* **EXERCISE DESCRIPTION**
Where a line in the listing below contains the word "Thong", copy that line.

* **DATA EXTRACT**
★ ★ ★ ★ ★

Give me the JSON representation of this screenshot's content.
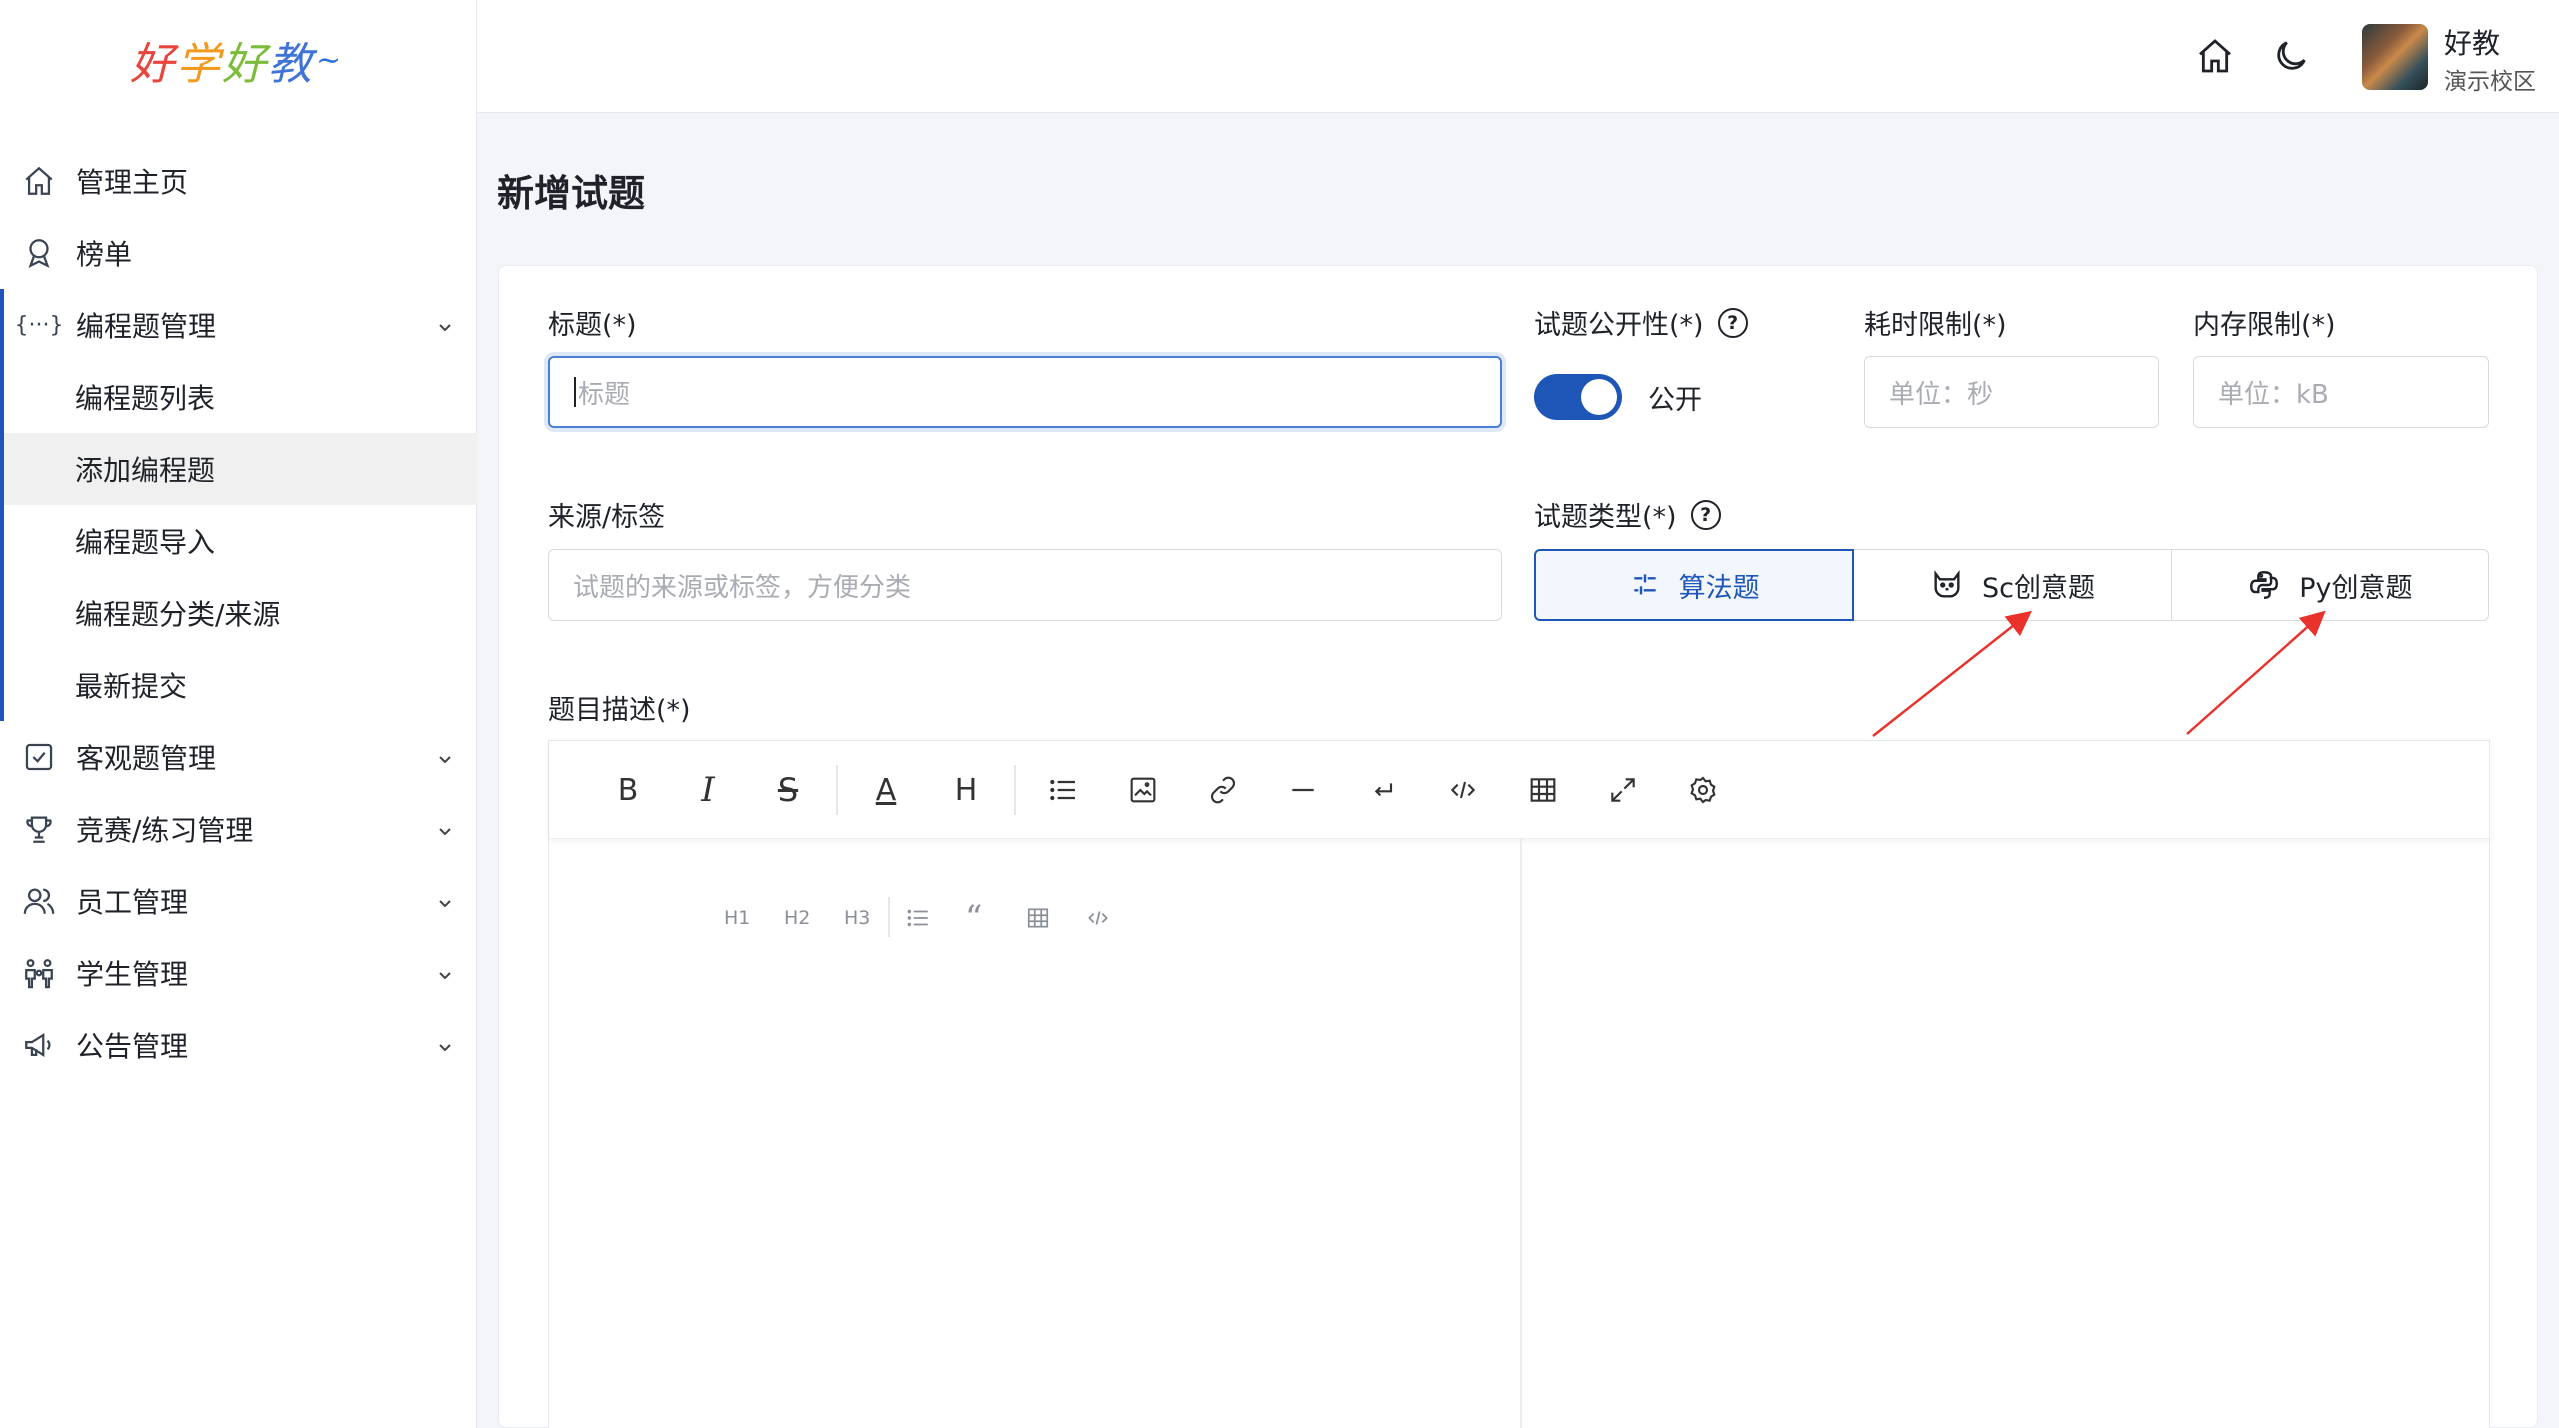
{
  "sidebar": {
    "logo_text": "好学好教",
    "items": [
      {
        "label": "管理主页",
        "icon": "home-icon"
      },
      {
        "label": "榜单",
        "icon": "award-icon"
      },
      {
        "label": "编程题管理",
        "icon": "code-braces-icon"
      },
      {
        "label": "客观题管理",
        "icon": "checkbox-icon"
      },
      {
        "label": "竞赛/练习管理",
        "icon": "trophy-icon"
      },
      {
        "label": "员工管理",
        "icon": "users-icon"
      },
      {
        "label": "学生管理",
        "icon": "students-icon"
      },
      {
        "label": "公告管理",
        "icon": "megaphone-icon"
      }
    ],
    "sub_items": [
      {
        "label": "编程题列表"
      },
      {
        "label": "添加编程题",
        "active": true
      },
      {
        "label": "编程题导入"
      },
      {
        "label": "编程题分类/来源"
      },
      {
        "label": "最新提交"
      }
    ]
  },
  "header": {
    "user_name": "好教",
    "campus": "演示校区"
  },
  "page": {
    "title": "新增试题"
  },
  "form": {
    "title_label": "标题(*)",
    "title_placeholder": "标题",
    "public_label": "试题公开性(*)",
    "public_value": "公开",
    "public_on": true,
    "time_label": "耗时限制(*)",
    "time_placeholder": "单位：秒",
    "memory_label": "内存限制(*)",
    "memory_placeholder": "单位：kB",
    "source_label": "来源/标签",
    "source_placeholder": "试题的来源或标签，方便分类",
    "type_label": "试题类型(*)",
    "types": [
      "算法题",
      "Sc创意题",
      "Py创意题"
    ],
    "selected_type": "算法题",
    "desc_label": "题目描述(*)"
  },
  "editor": {
    "mini_toolbar": [
      "H1",
      "H2",
      "H3"
    ]
  },
  "colors": {
    "primary": "#1e56b7",
    "annotation_arrow": "#e8322b"
  }
}
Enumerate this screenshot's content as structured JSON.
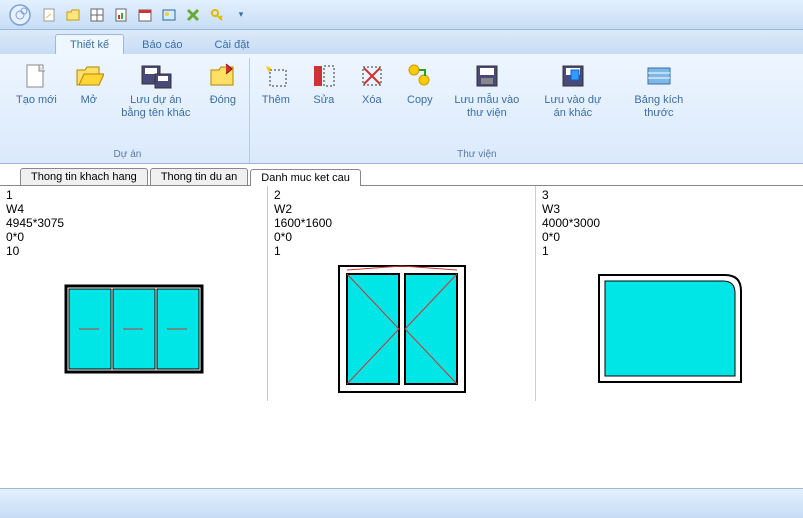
{
  "ribbonTabs": {
    "design": "Thiết kế",
    "report": "Báo cáo",
    "settings": "Cài đặt"
  },
  "ribbon": {
    "group1": {
      "new": "Tạo mới",
      "open": "Mở",
      "saveAs": "Lưu dự án bằng tên khác",
      "close": "Đóng",
      "title": "Dự án"
    },
    "group2": {
      "add": "Thêm",
      "edit": "Sửa",
      "delete": "Xóa",
      "copy": "Copy",
      "saveLib": "Lưu mẫu vào thư viện",
      "saveOther": "Lưu vào dự án khác",
      "dimTable": "Bảng kích  thước",
      "title": "Thư viện"
    }
  },
  "contentTabs": {
    "customer": "Thong tin khach hang",
    "project": "Thong tin du an",
    "structures": "Danh muc ket cau"
  },
  "items": [
    {
      "idx": "1",
      "code": "W4",
      "size": "4945*3075",
      "pos": "0*0",
      "qty": "10"
    },
    {
      "idx": "2",
      "code": "W2",
      "size": "1600*1600",
      "pos": "0*0",
      "qty": "1"
    },
    {
      "idx": "3",
      "code": "W3",
      "size": "4000*3000",
      "pos": "0*0",
      "qty": "1"
    }
  ]
}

★ ★ ★ ★ ★

* **WRITTEN SOLUTION**
    "customer": "Thong tin khach hang",
    "project": "Thong tin du an",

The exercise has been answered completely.